## Begin DATASET
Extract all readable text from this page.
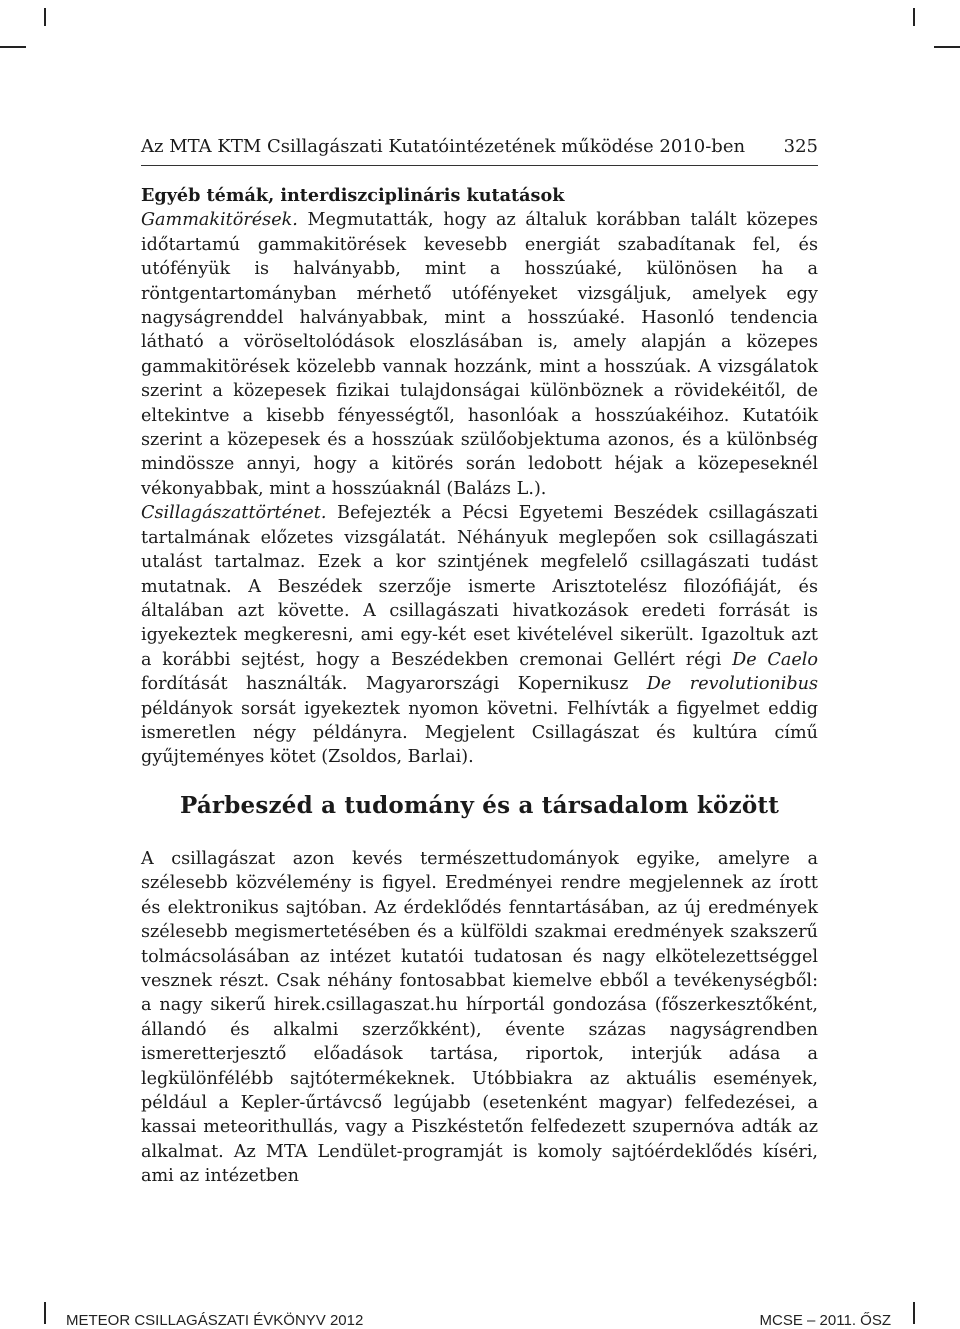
Az MTA KTM Csillagászati Kutatóintézetének működése 2010-ben 325
Egyéb témák, interdiszciplináris kutatások

Gammakitörések. Megmutatták, hogy az általuk korábban talált közepes időtartamú gammakitörések kevesebb energiát szabadítanak fel, és utófényük is halványabb, mint a hosszúaké, különösen ha a röntgentartományban mérhető utófényeket vizsgáljuk, amelyek egy nagyságrenddel halványabbak, mint a hosszúaké. Hasonló tendencia látható a vöröseltolódások eloszlásában is, amely alapján a közepes gammakitörések közelebb vannak hozzánk, mint a hosszúak. A vizsgálatok szerint a közepesek fizikai tulajdonságai különböznek a rövidekéitől, de eltekintve a kisebb fényességtől, hasonlóak a hosszúakéihoz. Kutatóik szerint a közepesek és a hosszúak szülőobjektuma azonos, és a különbség mindössze annyi, hogy a kitörés során ledobott héjak a közepeseknél vékonyabbak, mint a hosszúaknál (Balázs L.).

Csillagászattörténet. Befejezték a Pécsi Egyetemi Beszédek csillagászati tartalmának előzetes vizsgálatát. Néhányuk meglepően sok csillagászati utalást tartalmaz. Ezek a kor szintjének megfelelő csillagászati tudást mutatnak. A Beszédek szerzője ismerte Arisztotelész filozófiáját, és általában azt követte. A csillagászati hivatkozások eredeti forrását is igyekeztek megkeresni, ami egy-két eset kivételével sikerült. Igazoltuk azt a korábbi sejtést, hogy a Beszédekben cremonai Gellért régi De Caelo fordítását használták. Magyarországi Kopernikusz De revolutionibus példányok sorsát igyekeztek nyomon követni. Felhívták a figyelmet eddig ismeretlen négy példányra. Megjelent Csillagászat és kultúra című gyűjteményes kötet (Zsoldos, Barlai).

Párbeszéd a tudomány és a társadalom között

A csillagászat azon kevés természettudományok egyike, amelyre a szélesebb közvélemény is figyel. Eredményei rendre megjelennek az írott és elektronikus sajtóban. Az érdeklődés fenntartásában, az új eredmények szélesebb megismertetésében és a külföldi szakmai eredmények szakszerű tolmácsolásában az intézet kutatói tudatosan és nagy elkötelezettséggel vesznek részt. Csak néhány fontosabbat kiemelve ebből a tevékenységből: a nagy sikerű hirek.csillagaszat.hu hírportál gondozása (főszerkesztőként, állandó és alkalmi szerzőkként), évente százas nagyságrendben ismeretterjesztő előadások tartása, riportok, interjúk adása a legkülönfélébb sajtótermékeknek. Utóbbiakra az aktuális események, például a Kepler-űrtávcső legújabb (esetenként magyar) felfedezései, a kassai meteorithullás, vagy a Piszkéstetőn felfedezett szupernóva adták az alkalmat. Az MTA Lendület-programját is komoly sajtóérdeklődés kíséri, ami az intézetben

METEOR CSILLAGÁSZATI ÉVKÖNYV 2012	MCSE – 2011. ŐSZ
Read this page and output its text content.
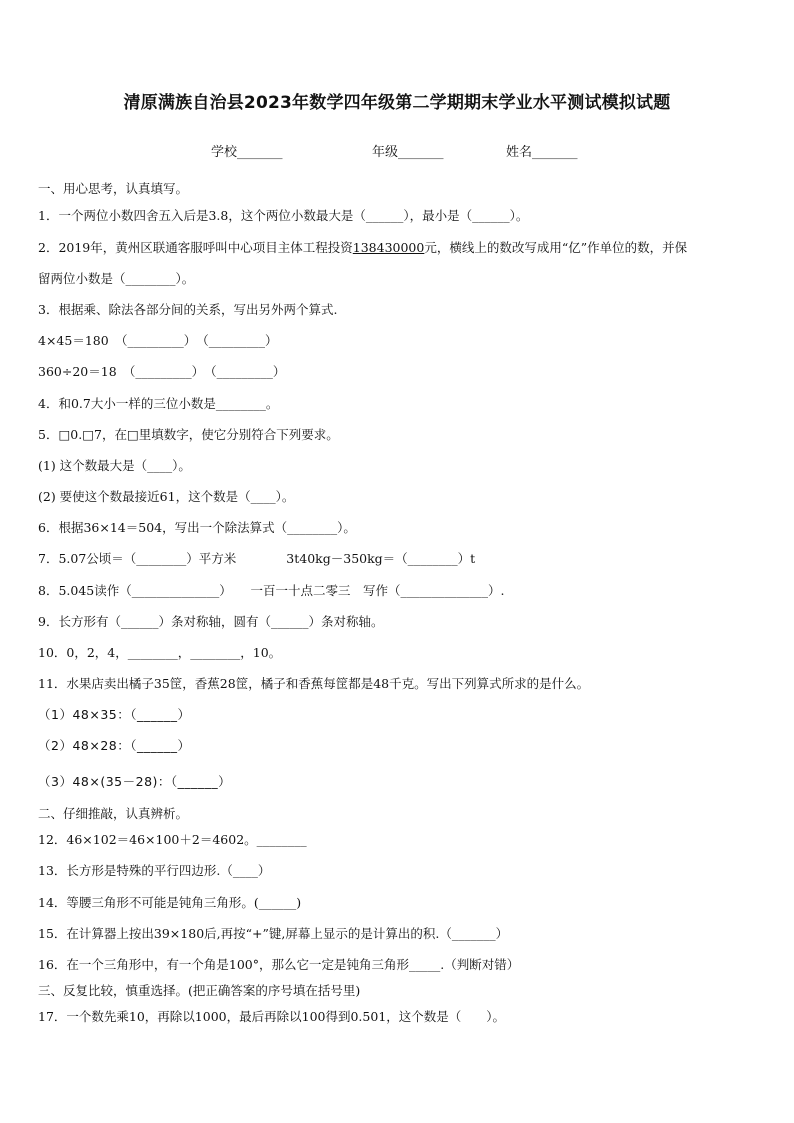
清原满族自治县2023年数学四年级第二学期期末学业水平测试模拟试题
学校_______	年级_______	姓名_______
一、用心思考，认真填写。
1．一个两位小数四舍五入后是3.8，这个两位小数最大是（______），最小是（______）。
2．2019年，黄州区联通客服呼叫中心项目主体工程投资138430000元，横线上的数改写成用“亿”作单位的数，并保
留两位小数是（________）。
3．根据乘、除法各部分间的关系，写出另外两个算式.
4×45＝180　（_________）　（_________）
360÷20＝18　（_________）　（_________）
4．和0.7大小一样的三位小数是________。
5．□0.□7，在□里填数字，使它分别符合下列要求。
(1) 这个数最大是（____）。
(2) 要使这个数最接近61，这个数是（____）。
6．根据36×14＝504，写出一个除法算式（________）。
7．5.07公顷＝（________）平方米　　　　3t40kg－350kg＝（________）t
8．5.045读作（______________）　　一百一十点二零三　写作（______________）.
9．长方形有（______）条对称轴，圆有（______）条对称轴。
10．0，2，4，________，________，10。
11．水果店卖出橘子35筐，香蕉28筐，橘子和香蕉每筐都是48千克。写出下列算式所求的是什么。
（1）48×35：（______）
（2）48×28：（______）
（3）48×(35－28)：（______）
二、仔细推敲，认真辨析。
12．46×102＝46×100＋2＝4602。________
13．长方形是特殊的平行四边形.（____）
14．等腰三角形不可能是钝角三角形。(______)
15．在计算器上按出39×180后,再按“+”键,屏幕上显示的是计算出的积.（_______）
16．在一个三角形中，有一个角是100°，那么它一定是钝角三角形_____.（判断对错）
三、反复比较，慎重选择。(把正确答案的序号填在括号里)
17．一个数先乘10，再除以1000，最后再除以100得到0.501，这个数是（　　）。
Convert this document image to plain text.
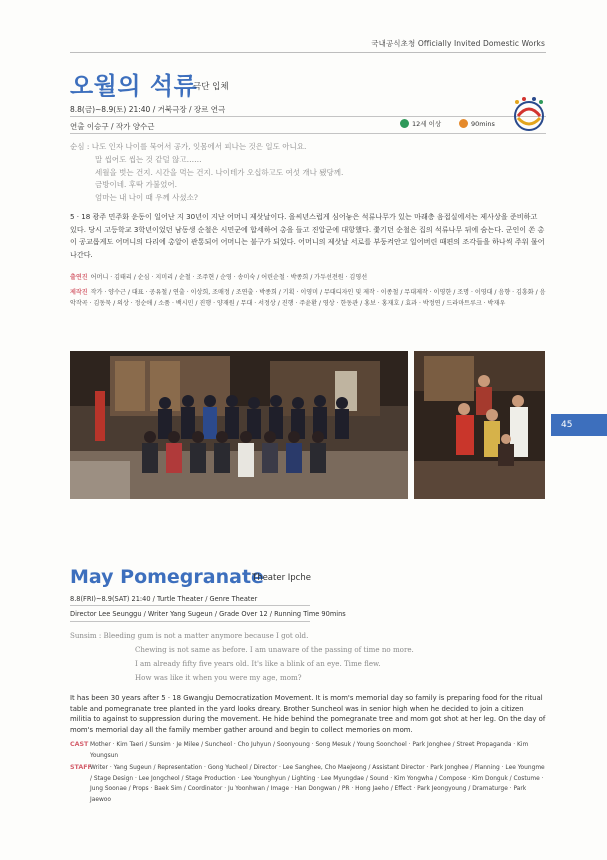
국내공식초청 Officially Invited Domestic Works
오월의 석류
극단 입체
8.8(금)~8.9(토) 21:40 / 거북극장 / 장르 연극
연출 이승구 / 작가 양수근	12세 이상	90mins
순심 : 나도 인자 나이를 묵어서 공가, 잇몸에서 피나는 것은 일도 아니요.
말 씹어도 씹는 것 같덜 않고……
세월을 벗는 건지. 시간을 먹는 건지. 나이테가 오십하고도 여섯 개나 됐당께.
금방이네. 후딱 가불었어.
엄마는 내 나이 때 우께 사셨소?
5 · 18 광주 민주화 운동이 일어난 지 30년이 지난 어머니 제삿날이다. 을씨년스럽게 심어놓은 석류나무가 있는 마래층 음접실에서는 제사상을 준비하고 있다. 당시 고등학교 3학년이었던 남동생 순철은 시민군에 합세하여 총을 들고 진압군에 대항했다. 쫓기던 순철은 집의 석류나무 뒤에 숨는다. 군인이 쏜 총이 공교롭게도 어머니의 다리에 총알이 관통되어 어머니는 불구가 되었다. 어머니의 제삿날 서로를 부둥켜안고 일어버린 때편의 조각들을 하나씩 주워 물어 나간다.
출연진 어머니 · 김태리 / 순심 · 지미리 / 순철 · 조주현 / 순영 · 송미숙 / 어린순철 · 박종희 / 가두선전원 · 김영선
제작진 작가 · 양수근 / 대표 · 공유철 / 연출 · 이상희, 조매정 / 조연출 · 박종희 / 기획 · 이영미 / 무대디자인 및 제작 · 이종철 / 무대제작 · 이영한 / 조명 · 이영대 / 음향 · 김흥화 / 음악작곡 · 김동묵 / 의상 · 정순애 / 소품 · 백시민 / 진행 · 양재원 / 무대 · 서정상 / 진행 · 주윤환 / 영상 · 한동관 / 홍보 · 홍재호 / 효과 · 박정연 / 드라마트루크 · 박재우
45
May Pomegranate
Theater Ipche
8.8(FRI)~8.9(SAT) 21:40 / Turtle Theater / Genre Theater
Director Lee Seunggu / Writer Yang Sugeun / Grade Over 12 / Running Time 90mins
Sunsim : Bleeding gum is not a matter anymore because I got old.
Chewing is not same as before. I am unaware of the passing of time no more.
I am already fifty five years old. It's like a blink of an eye. Time flew.
How was like it when you were my age, mom?
It has been 30 years after 5 · 18 Gwangju Democratization Movement. It is mom's memorial day so family is preparing food for the ritual table and pomegranate tree planted in the yard looks dreary. Brother Suncheol was in senior high when he decided to join a citizen militia to against to suppression during the movement. He hide behind the pomegranate tree and mom got shot at her leg. On the day of mom's memorial day all the family member gather around and begin to collect memories on mom.
CAST Mother · Kim Taeri / Sunsim · Je Milee / Suncheol · Cho Juhyun / Soonyoung · Song Mesuk / Young Soonchoel · Park Jonghee / Street Propaganda · Kim Youngsun
STAFF
Writer · Yang Sugeun / Representation · Gong Yucheol / Director · Lee Sanghee, Cho Maejeong / Assistant Director · Park Jonghee / Planning · Lee Youngme / Stage Design · Lee Jongcheol / Stage Production · Lee Younghyun / Lighting · Lee Myungdae / Sound · Kim Yongwha / Compose · Kim Donguk / Costume · Jung Soonae / Props · Baek Sim / Coordinator · Ju Yoonhwan / Image · Han Dongwan / PR · Hong Jaeho / Effect · Park Jeongyoung / Dramaturge · Park Jaewoo
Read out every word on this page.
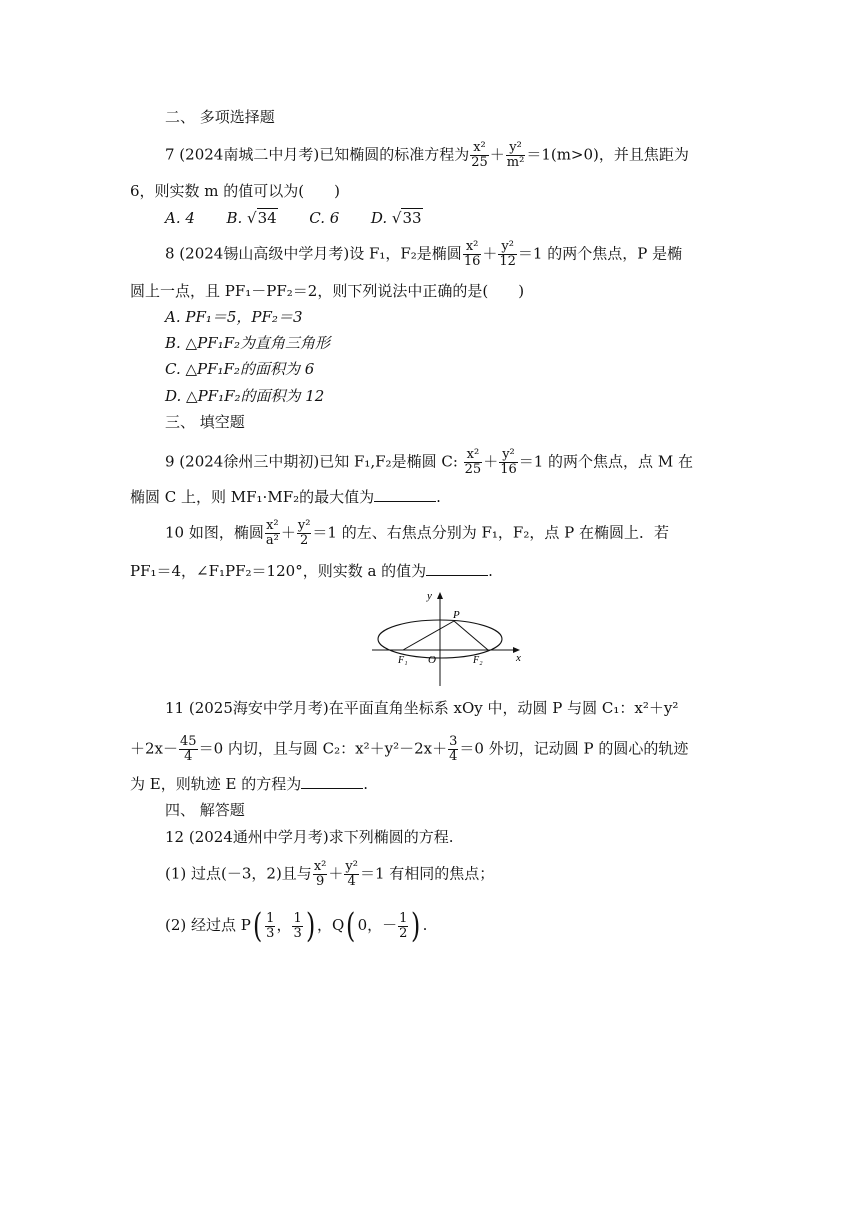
二、 多项选择题
7 (2024南城二中月考)已知椭圆的标准方程为 $\frac{\text{x²}}{25} + \frac{\text{y²}}{\text{m²}} =1(m>0)$，并且焦距为
6，则实数 m 的值可以为(　　)
A. 4 B. √34 C. 6 D. √33
8 (2024锡山高级中学月考)设 F₁，F₂是椭圆 $\frac{\text{x²}}{16} + \frac{\text{y²}}{12} =1$ 的两个焦点，P 是椭
圆上一点，且 PF₁－PF₂＝2，则下列说法中正确的是(　　)
A. PF₁＝5，PF₂＝3
B. △PF₁F₂为直角三角形
C. △PF₁F₂的面积为 6
D. △PF₁F₂的面积为 12
三、 填空题
9 (2024徐州三中期初)已知 F₁,F₂是椭圆 C: $\frac{\text{x²}}{25} + \frac{\text{y²}}{16} =1$ 的两个焦点，点 M 在
椭圆 C 上，则 MF₁·MF₂的最大值为	.
10 如图，椭圆 $\frac{\text{x²}}{\text{a²}} + \frac{\text{y²}}{2} =1$ 的左、右焦点分别为 F₁，F₂，点 P 在椭圆上．若
PF₁＝4，∠F₁PF₂＝120°，则实数 a 的值为	.
y
x
P
O
F₁	F₂
11 (2025海安中学月考)在平面直角坐标系 xOy 中，动圆 P 与圆 C₁：x²＋y²
$+2x- \frac{45}{4} =0$ 内切，且与圆 C₂：$x^2+y^2-2x+ \frac{3}{4} =0$ 外切，记动圆 P 的圆心的轨迹
为 E，则轨迹 E 的方程为	.
四、 解答题
12 (2024通州中学月考)求下列椭圆的方程.
(1) 过点(－3，2)且与 $\frac{\text{x²}}{9} + \frac{\text{y²}}{4} =1$ 有相同的焦点；
(2) 经过点 $P( \frac{1}{3}$ ， $\frac{1}{3}$ ) ，Q( 0，－ $\frac{1}{2}$ ) .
## End DATASET
#### THE EXERCISE
Count all lines of the data that include "like". The answer is the number alone.

#### EXERCISE RESULT
2